_SHORT EXERCISE_
Put every line of the records below into a numbered list, skipping any blank lines. Leave out the pictures.
-- begin LISTED ENTRIES --
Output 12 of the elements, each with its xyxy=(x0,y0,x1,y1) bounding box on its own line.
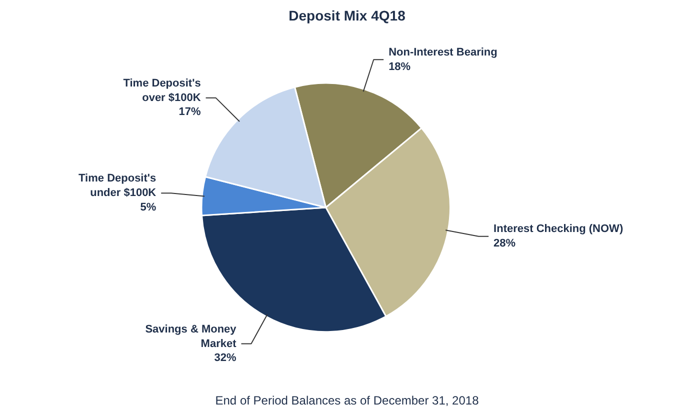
slice-label: Interest Checking (NOW) xyxy=(494,223,624,236)
data-label: 5% xyxy=(140,202,156,214)
data-label: 32% xyxy=(214,352,236,364)
slice-label: Time Deposit's under $100K xyxy=(78,172,156,200)
slice-label: Savings & Money Market xyxy=(145,323,238,350)
text: End of Period Balances as of December 31, 2018 xyxy=(215,394,480,408)
slice-label: Non-Interest Bearing xyxy=(388,46,498,58)
data-label: 28% xyxy=(494,238,516,250)
slice-label: Time Deposit's over $100K xyxy=(123,77,201,104)
data-label: 17% xyxy=(178,106,202,118)
chart-title: Deposit Mix 4Q18 xyxy=(288,8,406,24)
data-label: 18% xyxy=(388,60,411,73)
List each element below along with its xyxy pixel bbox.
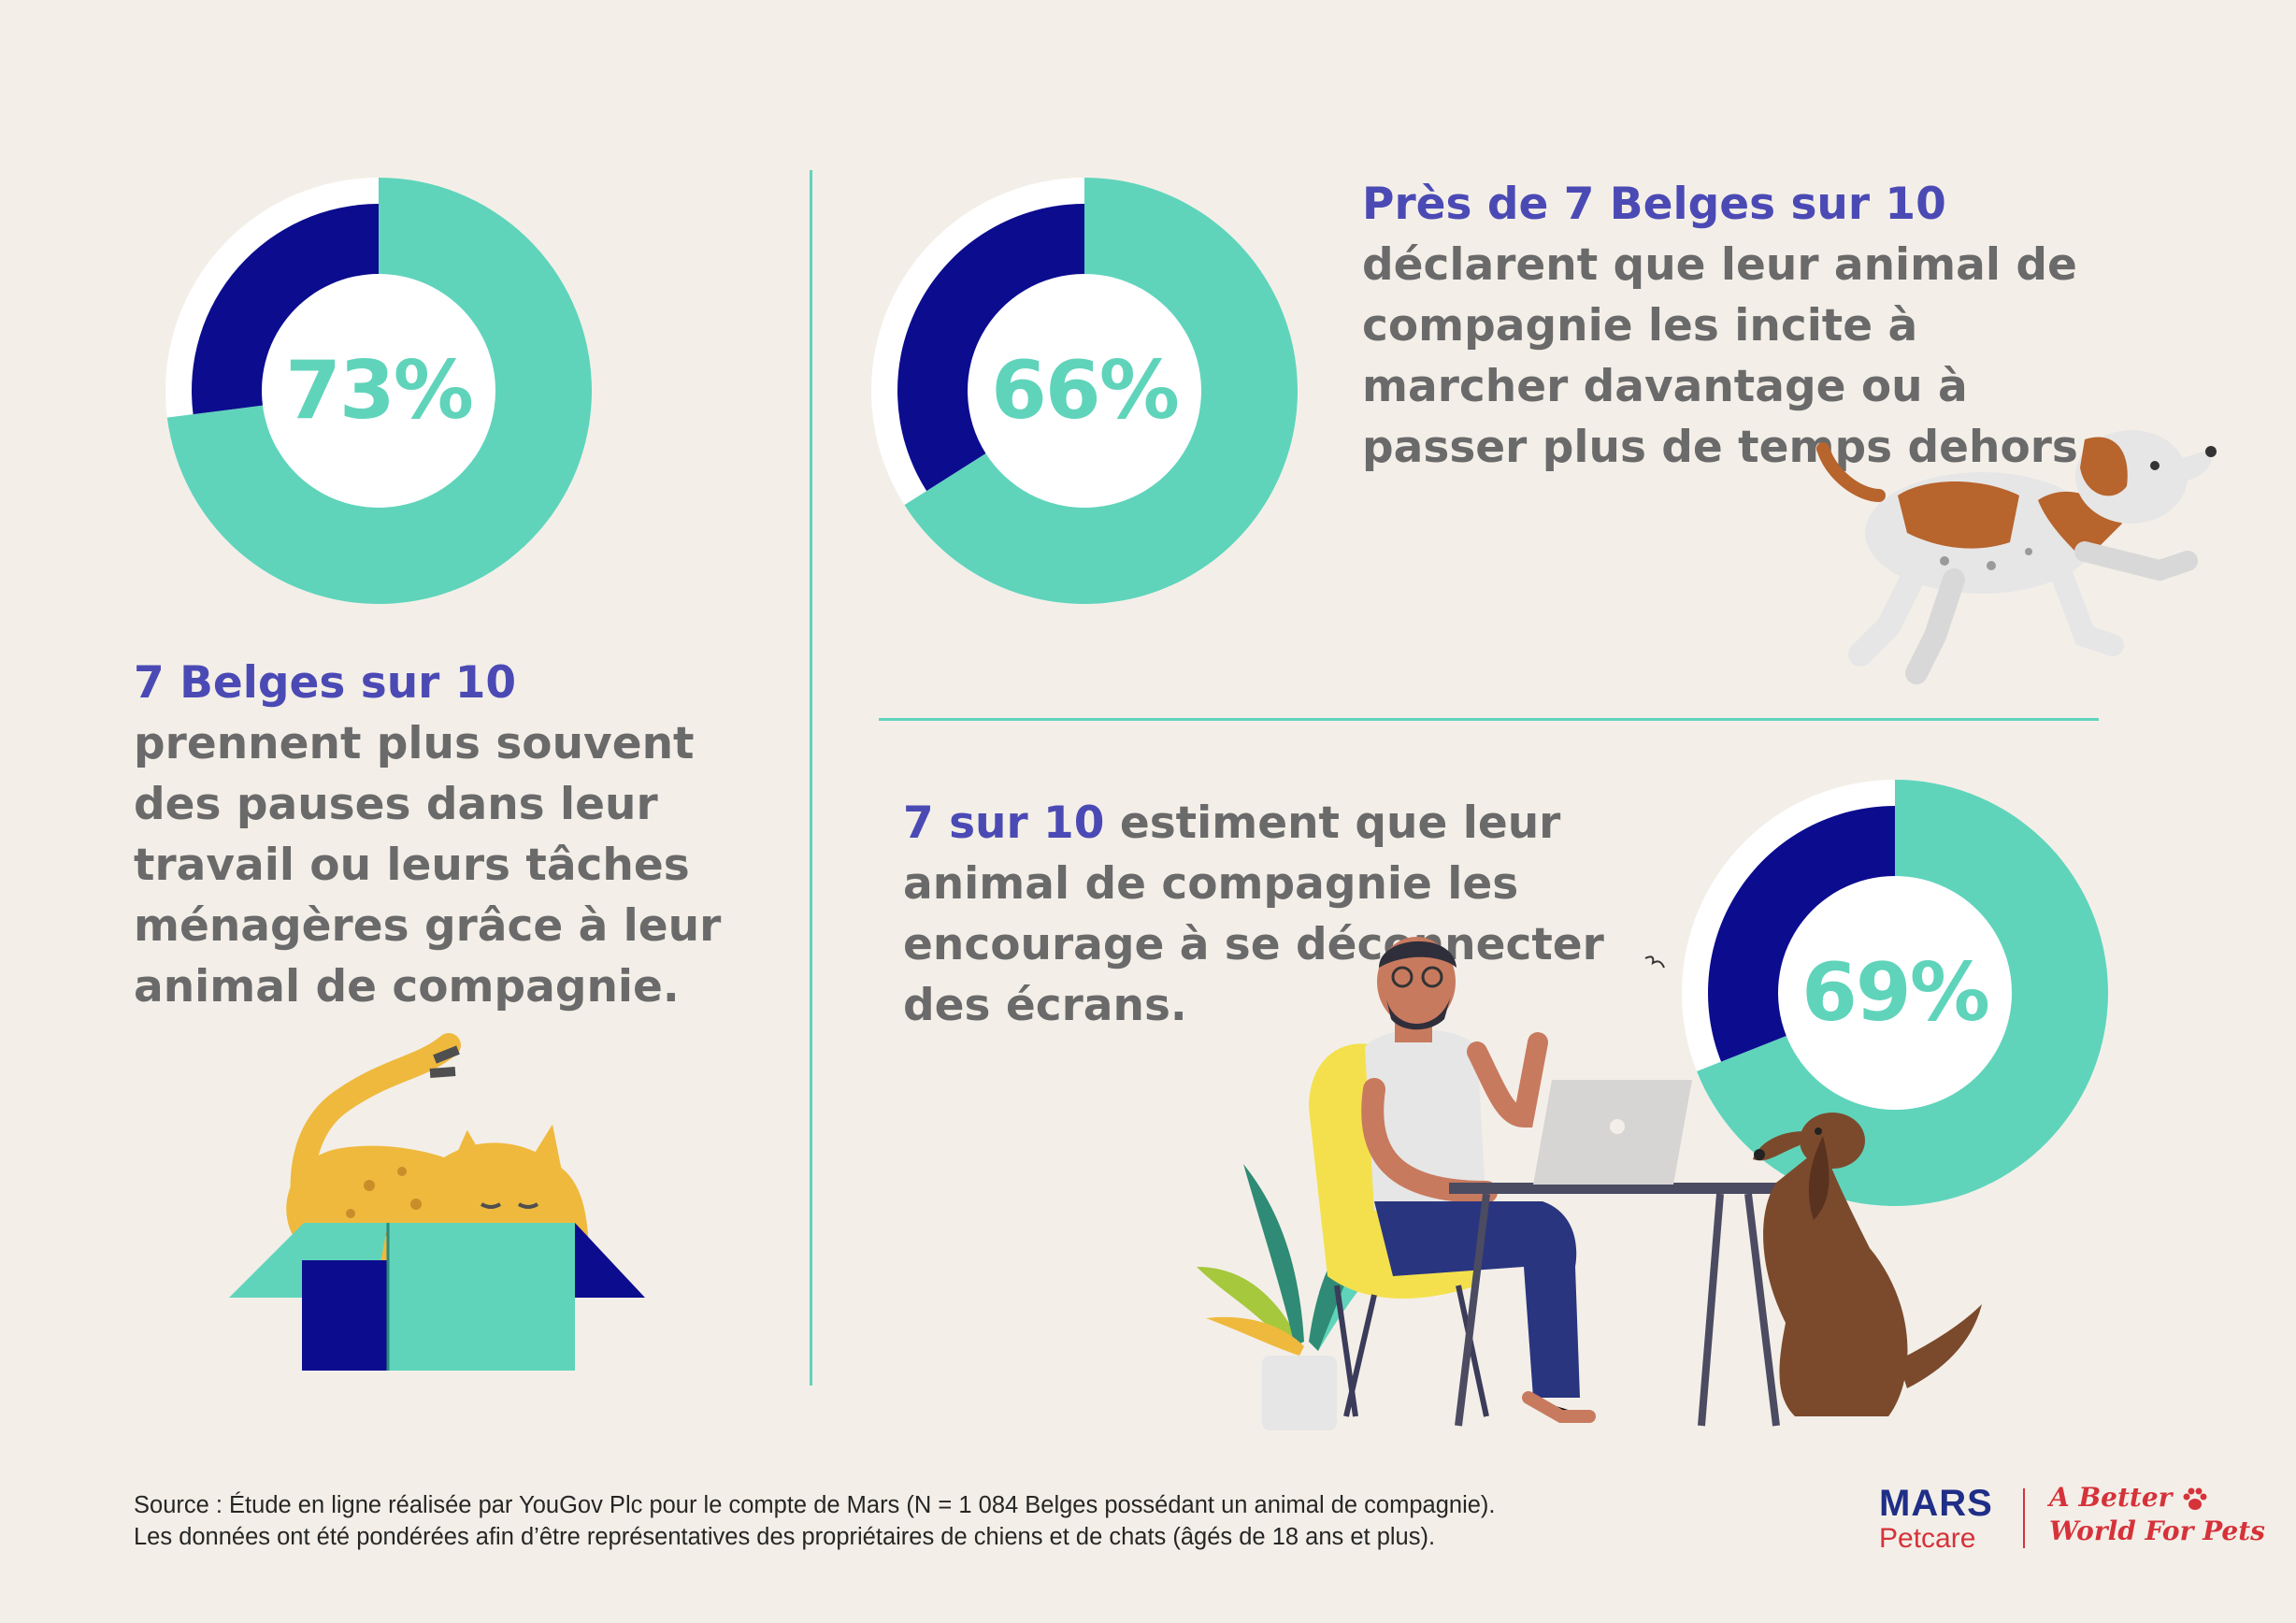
-- end LISTED ENTRIES --
_SOLVED EXERCISE_
1. Output 12 of the elements, each with its xyxy=(x0,y0,x1,y1) bounding box on its own line.
2. slice-label: Interest Checking (NOW) xyxy=(494,223,624,236)
3. data-label: 5% xyxy=(140,202,156,214)
4. data-label: 32% xyxy=(214,352,236,364)
5. slice-label: Time Deposit's under $100K xyxy=(78,172,156,200)
6. slice-label: Savings & Money Market xyxy=(145,323,238,350)
7. text: End of Period Balances as of December 31, 2018 xyxy=(215,394,480,408)
8. slice-label: Non-Interest Bearing xyxy=(388,46,498,58)
9. data-label: 28% xyxy=(494,238,516,250)
10. slice-label: Time Deposit's over $100K xyxy=(123,77,201,104)
11. data-label: 17% xyxy=(178,106,202,118)
12. chart-title: Deposit Mix 4Q18 xyxy=(288,8,406,24)
13. data-label: 18% xyxy=(388,60,411,73)
14. List each element below along with its xyxy pixel bbox.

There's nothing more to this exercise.